> **DO THIS**:
Every record should be written out exactly, please.

[Excerpts from a figure dataset]
= = = = = = =

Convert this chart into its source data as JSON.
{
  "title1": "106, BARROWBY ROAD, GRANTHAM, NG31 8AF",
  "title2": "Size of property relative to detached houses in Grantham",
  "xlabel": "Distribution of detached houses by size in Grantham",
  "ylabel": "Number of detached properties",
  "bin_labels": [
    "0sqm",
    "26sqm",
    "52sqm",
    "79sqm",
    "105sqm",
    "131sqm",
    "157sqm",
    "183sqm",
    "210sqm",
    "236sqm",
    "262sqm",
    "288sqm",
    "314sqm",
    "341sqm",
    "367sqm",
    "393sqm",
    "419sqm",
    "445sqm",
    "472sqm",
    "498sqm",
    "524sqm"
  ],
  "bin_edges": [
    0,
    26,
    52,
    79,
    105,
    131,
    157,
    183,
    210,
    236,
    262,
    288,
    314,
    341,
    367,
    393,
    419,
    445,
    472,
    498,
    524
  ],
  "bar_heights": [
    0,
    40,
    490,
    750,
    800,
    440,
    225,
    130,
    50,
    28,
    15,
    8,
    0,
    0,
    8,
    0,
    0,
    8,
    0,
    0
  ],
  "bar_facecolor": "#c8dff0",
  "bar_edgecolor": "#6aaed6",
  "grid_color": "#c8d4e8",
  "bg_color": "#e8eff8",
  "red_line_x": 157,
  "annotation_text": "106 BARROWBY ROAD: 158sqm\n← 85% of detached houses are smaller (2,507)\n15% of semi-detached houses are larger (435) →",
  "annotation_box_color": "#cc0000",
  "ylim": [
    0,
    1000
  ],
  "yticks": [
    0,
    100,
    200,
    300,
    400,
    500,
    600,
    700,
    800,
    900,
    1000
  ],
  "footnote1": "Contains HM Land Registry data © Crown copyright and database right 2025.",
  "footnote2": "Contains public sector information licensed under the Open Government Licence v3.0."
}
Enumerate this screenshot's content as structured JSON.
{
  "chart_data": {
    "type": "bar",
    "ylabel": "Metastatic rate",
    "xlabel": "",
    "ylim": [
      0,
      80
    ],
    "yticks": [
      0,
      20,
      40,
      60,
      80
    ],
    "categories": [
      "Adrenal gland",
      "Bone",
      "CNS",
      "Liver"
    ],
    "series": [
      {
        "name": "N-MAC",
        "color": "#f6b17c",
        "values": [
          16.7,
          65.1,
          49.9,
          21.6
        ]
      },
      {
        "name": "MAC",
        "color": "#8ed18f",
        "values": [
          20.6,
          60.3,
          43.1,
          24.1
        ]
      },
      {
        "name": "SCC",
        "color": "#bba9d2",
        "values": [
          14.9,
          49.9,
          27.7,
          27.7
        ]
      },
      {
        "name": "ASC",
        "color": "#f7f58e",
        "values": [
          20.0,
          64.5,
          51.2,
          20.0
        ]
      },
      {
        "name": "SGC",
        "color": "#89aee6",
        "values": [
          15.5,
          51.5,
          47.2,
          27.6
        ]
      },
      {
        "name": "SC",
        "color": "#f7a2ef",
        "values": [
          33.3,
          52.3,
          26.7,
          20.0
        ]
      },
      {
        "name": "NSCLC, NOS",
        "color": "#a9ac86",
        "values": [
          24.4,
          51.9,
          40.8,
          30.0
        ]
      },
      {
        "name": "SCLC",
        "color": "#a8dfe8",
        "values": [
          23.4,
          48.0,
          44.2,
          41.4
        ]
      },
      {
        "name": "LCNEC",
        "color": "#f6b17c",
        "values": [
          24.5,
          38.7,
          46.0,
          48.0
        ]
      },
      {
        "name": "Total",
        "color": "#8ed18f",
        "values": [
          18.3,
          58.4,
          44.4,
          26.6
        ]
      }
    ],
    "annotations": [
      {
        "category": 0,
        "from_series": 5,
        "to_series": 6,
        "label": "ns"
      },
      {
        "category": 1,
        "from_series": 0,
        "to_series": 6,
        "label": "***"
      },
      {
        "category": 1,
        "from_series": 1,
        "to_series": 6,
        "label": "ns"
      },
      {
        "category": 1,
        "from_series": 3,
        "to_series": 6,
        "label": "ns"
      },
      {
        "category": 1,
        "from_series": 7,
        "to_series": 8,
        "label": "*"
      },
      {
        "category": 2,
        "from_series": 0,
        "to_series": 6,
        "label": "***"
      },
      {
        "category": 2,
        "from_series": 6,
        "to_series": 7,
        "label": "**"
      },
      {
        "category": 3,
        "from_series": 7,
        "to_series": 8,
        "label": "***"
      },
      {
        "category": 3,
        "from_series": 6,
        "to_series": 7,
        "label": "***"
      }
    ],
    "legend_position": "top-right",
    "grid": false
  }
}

= = = = = = =

> **PROBLEM SOLUTION**:
Convert this chart into its source data as JSON.
{
  "title1": "106, BARROWBY ROAD, GRANTHAM, NG31 8AF",
  "title2": "Size of property relative to detached houses in Grantham",
  "xlabel": "Distribution of detached houses by size in Grantham",
  "ylabel": "Number of detached properties",
  "bin_labels": [
    "0sqm",
    "26sqm",
    "52sqm",
    "79sqm",
    "105sqm",
    "131sqm",
    "157sqm",
    "183sqm",
    "210sqm",
    "236sqm",
    "262sqm",
    "288sqm",
    "314sqm",
    "341sqm",
    "367sqm",
    "393sqm",
    "419sqm",
    "445sqm",
    "472sqm",
    "498sqm",
    "524sqm"
  ],
  "bin_edges": [
    0,
    26,
    52,
    79,
    105,
    131,
    157,
    183,
    210,
    236,
    262,
    288,
    314,
    341,
    367,
    393,
    419,
    445,
    472,
    498,
    524
  ],
  "bar_heights": [
    0,
    40,
    490,
    750,
    800,
    440,
    225,
    130,
    50,
    28,
    15,
    8,
    0,
    0,
    8,
    0,
    0,
    8,
    0,
    0
  ],
  "bar_facecolor": "#c8dff0",
  "bar_edgecolor": "#6aaed6",
  "grid_color": "#c8d4e8",
  "bg_color": "#e8eff8",
  "red_line_x": 157,
  "annotation_text": "106 BARROWBY ROAD: 158sqm\n← 85% of detached houses are smaller (2,507)\n15% of semi-detached houses are larger (435) →",
  "annotation_box_color": "#cc0000",
  "ylim": [
    0,
    1000
  ],
  "yticks": [
    0,
    100,
    200,
    300,
    400,
    500,
    600,
    700,
    800,
    900,
    1000
  ],
  "footnote1": "Contains HM Land Registry data © Crown copyright and database right 2025.",
  "footnote2": "Contains public sector information licensed under the Open Government Licence v3.0."
}
Enumerate this screenshot's content as structured JSON.
{
  "chart_data": {
    "type": "bar",
    "ylabel": "Metastatic rate",
    "xlabel": "",
    "ylim": [
      0,
      80
    ],
    "yticks": [
      0,
      20,
      40,
      60,
      80
    ],
    "categories": [
      "Adrenal gland",
      "Bone",
      "CNS",
      "Liver"
    ],
    "series": [
      {
        "name": "N-MAC",
        "color": "#f6b17c",
        "values": [
          16.7,
          65.1,
          49.9,
          21.6
        ]
      },
      {
        "name": "MAC",
        "color": "#8ed18f",
        "values": [
          20.6,
          60.3,
          43.1,
          24.1
        ]
      },
      {
        "name": "SCC",
        "color": "#bba9d2",
        "values": [
          14.9,
          49.9,
          27.7,
          27.7
        ]
      },
      {
        "name": "ASC",
        "color": "#f7f58e",
        "values": [
          20.0,
          64.5,
          51.2,
          20.0
        ]
      },
      {
        "name": "SGC",
        "color": "#89aee6",
        "values": [
          15.5,
          51.5,
          47.2,
          27.6
        ]
      },
      {
        "name": "SC",
        "color": "#f7a2ef",
        "values": [
          33.3,
          52.3,
          26.7,
          20.0
        ]
      },
      {
        "name": "NSCLC, NOS",
        "color": "#a9ac86",
        "values": [
          24.4,
          51.9,
          40.8,
          30.0
        ]
      },
      {
        "name": "SCLC",
        "color": "#a8dfe8",
        "values": [
          23.4,
          48.0,
          44.2,
          41.4
        ]
      },
      {
        "name": "LCNEC",
        "color": "#f6b17c",
        "values": [
          24.5,
          38.7,
          46.0,
          48.0
        ]
      },
      {
        "name": "Total",
        "color": "#8ed18f",
        "values": [
          18.3,
          58.4,
          44.4,
          26.6
        ]
      }
    ],
    "annotations": [
      {
        "category": 0,
        "from_series": 5,
        "to_series": 6,
        "label": "ns"
      },
      {
        "category": 1,
        "from_series": 0,
        "to_series": 6,
        "label": "***"
      },
      {
        "category": 1,
        "from_series": 1,
        "to_series": 6,
        "label": "ns"
      },
      {
        "category": 1,
        "from_series": 3,
        "to_series": 6,
        "label": "ns"
      },
      {
        "category": 1,
        "from_series": 7,
        "to_series": 8,
        "label": "*"
      },
      {
        "category": 2,
        "from_series": 0,
        "to_series": 6,
        "label": "***"
      },
      {
        "category": 2,
        "from_series": 6,
        "to_series": 7,
        "label": "**"
      },
      {
        "category": 3,
        "from_series": 7,
        "to_series": 8,
        "label": "***"
      },
      {
        "category": 3,
        "from_series": 6,
        "to_series": 7,
        "label": "***"
      }
    ],
    "legend_position": "top-right",
    "grid": false
  }
}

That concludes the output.